### INSTRUCTIONS FOR THE TASK
Transcribe the whole listing below without changing a word, but leave out every image.
--- BEGIN ---
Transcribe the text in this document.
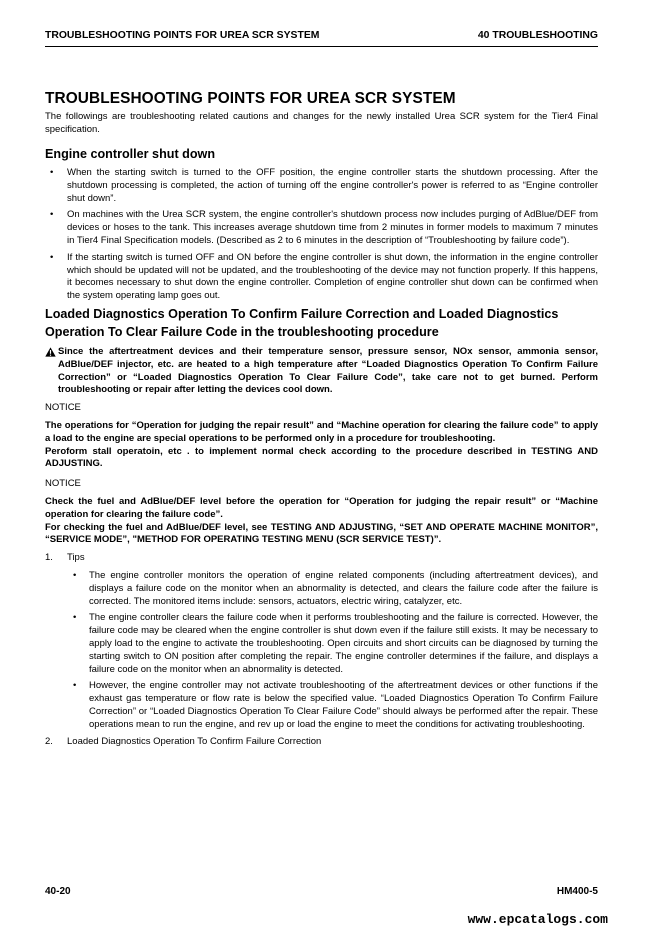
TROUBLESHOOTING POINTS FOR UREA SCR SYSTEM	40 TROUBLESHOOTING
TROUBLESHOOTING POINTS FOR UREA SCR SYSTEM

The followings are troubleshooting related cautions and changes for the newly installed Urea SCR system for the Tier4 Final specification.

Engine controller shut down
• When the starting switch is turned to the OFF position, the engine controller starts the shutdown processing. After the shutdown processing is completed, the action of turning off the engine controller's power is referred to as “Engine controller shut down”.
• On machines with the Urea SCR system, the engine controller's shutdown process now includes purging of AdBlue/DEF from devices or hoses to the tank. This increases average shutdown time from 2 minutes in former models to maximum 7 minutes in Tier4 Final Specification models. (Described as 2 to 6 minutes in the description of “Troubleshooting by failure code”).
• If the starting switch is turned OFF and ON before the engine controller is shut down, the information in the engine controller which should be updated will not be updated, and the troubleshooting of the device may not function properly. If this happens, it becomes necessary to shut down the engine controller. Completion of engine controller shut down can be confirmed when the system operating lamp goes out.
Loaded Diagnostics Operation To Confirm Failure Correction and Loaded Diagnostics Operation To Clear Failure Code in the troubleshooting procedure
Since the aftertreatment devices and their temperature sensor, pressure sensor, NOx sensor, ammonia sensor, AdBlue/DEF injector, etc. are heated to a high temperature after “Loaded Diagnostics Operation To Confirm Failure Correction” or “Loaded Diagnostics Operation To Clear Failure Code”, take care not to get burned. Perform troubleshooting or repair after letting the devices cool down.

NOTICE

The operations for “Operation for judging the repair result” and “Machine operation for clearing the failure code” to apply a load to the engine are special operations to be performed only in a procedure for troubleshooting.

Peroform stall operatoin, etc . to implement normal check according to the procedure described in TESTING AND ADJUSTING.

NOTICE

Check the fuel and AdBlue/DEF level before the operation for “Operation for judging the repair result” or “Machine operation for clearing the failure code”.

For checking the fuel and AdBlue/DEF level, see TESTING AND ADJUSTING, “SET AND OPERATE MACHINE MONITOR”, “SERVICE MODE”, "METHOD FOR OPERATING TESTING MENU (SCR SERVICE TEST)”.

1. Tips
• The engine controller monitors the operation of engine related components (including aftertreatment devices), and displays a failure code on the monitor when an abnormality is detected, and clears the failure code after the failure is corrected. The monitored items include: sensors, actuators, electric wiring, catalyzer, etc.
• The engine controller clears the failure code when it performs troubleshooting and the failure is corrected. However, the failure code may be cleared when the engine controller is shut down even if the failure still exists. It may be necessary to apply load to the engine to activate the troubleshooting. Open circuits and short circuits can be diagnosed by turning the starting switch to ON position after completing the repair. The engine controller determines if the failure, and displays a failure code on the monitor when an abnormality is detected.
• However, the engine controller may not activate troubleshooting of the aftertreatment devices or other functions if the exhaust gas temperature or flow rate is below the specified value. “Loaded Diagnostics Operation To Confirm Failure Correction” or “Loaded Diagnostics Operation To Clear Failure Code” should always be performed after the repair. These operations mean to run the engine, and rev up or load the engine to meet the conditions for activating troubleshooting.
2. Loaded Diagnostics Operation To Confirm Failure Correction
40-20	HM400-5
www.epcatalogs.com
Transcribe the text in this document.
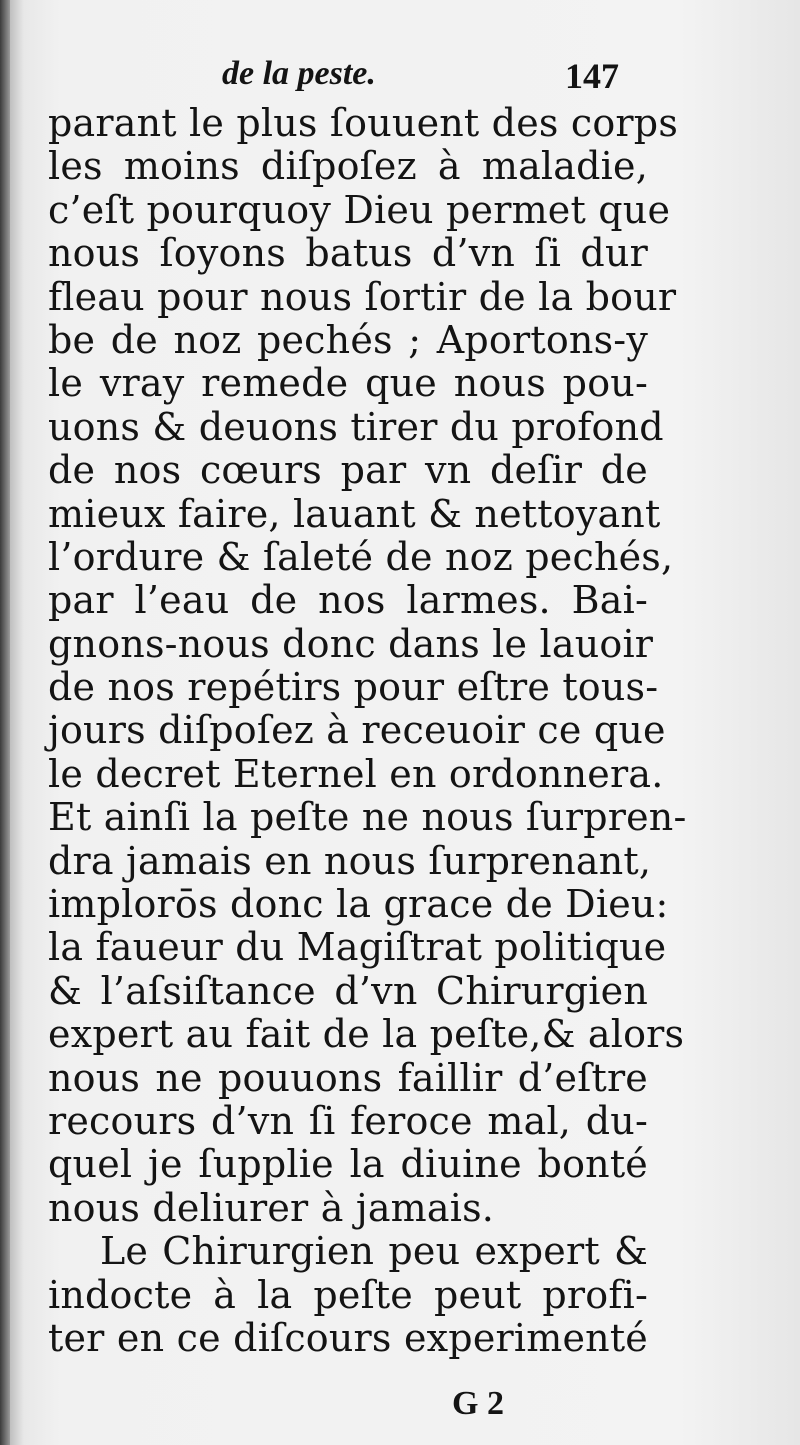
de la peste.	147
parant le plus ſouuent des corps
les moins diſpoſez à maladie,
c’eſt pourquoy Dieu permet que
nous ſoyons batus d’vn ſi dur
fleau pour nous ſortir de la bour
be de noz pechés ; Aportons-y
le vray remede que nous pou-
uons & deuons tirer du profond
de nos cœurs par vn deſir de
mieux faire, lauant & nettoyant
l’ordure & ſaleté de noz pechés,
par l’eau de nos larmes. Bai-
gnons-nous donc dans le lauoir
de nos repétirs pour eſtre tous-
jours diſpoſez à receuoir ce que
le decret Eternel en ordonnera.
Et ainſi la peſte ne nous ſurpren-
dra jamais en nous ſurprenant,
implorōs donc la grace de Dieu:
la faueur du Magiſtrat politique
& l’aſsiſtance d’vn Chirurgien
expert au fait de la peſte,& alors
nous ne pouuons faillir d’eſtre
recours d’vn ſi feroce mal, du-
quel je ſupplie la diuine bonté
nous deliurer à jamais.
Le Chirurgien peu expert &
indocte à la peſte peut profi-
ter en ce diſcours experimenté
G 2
--- END ---
### EXERCISE ANSWER
Transcribe the text in this document.
TROUBLESHOOTING POINTS FOR UREA SCR SYSTEM	40 TROUBLESHOOTING
TROUBLESHOOTING POINTS FOR UREA SCR SYSTEM

The followings are troubleshooting related cautions and changes for the newly installed Urea SCR system for the Tier4 Final specification.

Engine controller shut down
• When the starting switch is turned to the OFF position, the engine controller starts the shutdown processing. After the shutdown processing is completed, the action of turning off the engine controller's power is referred to as “Engine controller shut down”.
• On machines with the Urea SCR system, the engine controller's shutdown process now includes purging of AdBlue/DEF from devices or hoses to the tank. This increases average shutdown time from 2 minutes in former models to maximum 7 minutes in Tier4 Final Specification models. (Described as 2 to 6 minutes in the description of “Troubleshooting by failure code”).
• If the starting switch is turned OFF and ON before the engine controller is shut down, the information in the engine controller which should be updated will not be updated, and the troubleshooting of the device may not function properly. If this happens, it becomes necessary to shut down the engine controller. Completion of engine controller shut down can be confirmed when the system operating lamp goes out.
Loaded Diagnostics Operation To Confirm Failure Correction and Loaded Diagnostics Operation To Clear Failure Code in the troubleshooting procedure
Since the aftertreatment devices and their temperature sensor, pressure sensor, NOx sensor, ammonia sensor, AdBlue/DEF injector, etc. are heated to a high temperature after “Loaded Diagnostics Operation To Confirm Failure Correction” or “Loaded Diagnostics Operation To Clear Failure Code”, take care not to get burned. Perform troubleshooting or repair after letting the devices cool down.

NOTICE

The operations for “Operation for judging the repair result” and “Machine operation for clearing the failure code” to apply a load to the engine are special operations to be performed only in a procedure for troubleshooting.

Peroform stall operatoin, etc . to implement normal check according to the procedure described in TESTING AND ADJUSTING.

NOTICE

Check the fuel and AdBlue/DEF level before the operation for “Operation for judging the repair result” or “Machine operation for clearing the failure code”.

For checking the fuel and AdBlue/DEF level, see TESTING AND ADJUSTING, “SET AND OPERATE MACHINE MONITOR”, “SERVICE MODE”, "METHOD FOR OPERATING TESTING MENU (SCR SERVICE TEST)”.

1. Tips
• The engine controller monitors the operation of engine related components (including aftertreatment devices), and displays a failure code on the monitor when an abnormality is detected, and clears the failure code after the failure is corrected. The monitored items include: sensors, actuators, electric wiring, catalyzer, etc.
• The engine controller clears the failure code when it performs troubleshooting and the failure is corrected. However, the failure code may be cleared when the engine controller is shut down even if the failure still exists. It may be necessary to apply load to the engine to activate the troubleshooting. Open circuits and short circuits can be diagnosed by turning the starting switch to ON position after completing the repair. The engine controller determines if the failure, and displays a failure code on the monitor when an abnormality is detected.
• However, the engine controller may not activate troubleshooting of the aftertreatment devices or other functions if the exhaust gas temperature or flow rate is below the specified value. “Loaded Diagnostics Operation To Confirm Failure Correction” or “Loaded Diagnostics Operation To Clear Failure Code” should always be performed after the repair. These operations mean to run the engine, and rev up or load the engine to meet the conditions for activating troubleshooting.
2. Loaded Diagnostics Operation To Confirm Failure Correction
40-20	HM400-5
www.epcatalogs.com
Transcribe the text in this document.
de la peste.	147
parant le plus ſouuent des corps
les moins diſpoſez à maladie,
c’eſt pourquoy Dieu permet que
nous ſoyons batus d’vn ſi dur
fleau pour nous ſortir de la bour
be de noz pechés ; Aportons-y
le vray remede que nous pou-
uons & deuons tirer du profond
de nos cœurs par vn deſir de
mieux faire, lauant & nettoyant
l’ordure & ſaleté de noz pechés,
par l’eau de nos larmes. Bai-
gnons-nous donc dans le lauoir
de nos repétirs pour eſtre tous-
jours diſpoſez à receuoir ce que
le decret Eternel en ordonnera.
Et ainſi la peſte ne nous ſurpren-
dra jamais en nous ſurprenant,
implorōs donc la grace de Dieu:
la faueur du Magiſtrat politique
& l’aſsiſtance d’vn Chirurgien
expert au fait de la peſte,& alors
nous ne pouuons faillir d’eſtre
recours d’vn ſi feroce mal, du-
quel je ſupplie la diuine bonté
nous deliurer à jamais.
Le Chirurgien peu expert &
indocte à la peſte peut profi-
ter en ce diſcours experimenté
G 2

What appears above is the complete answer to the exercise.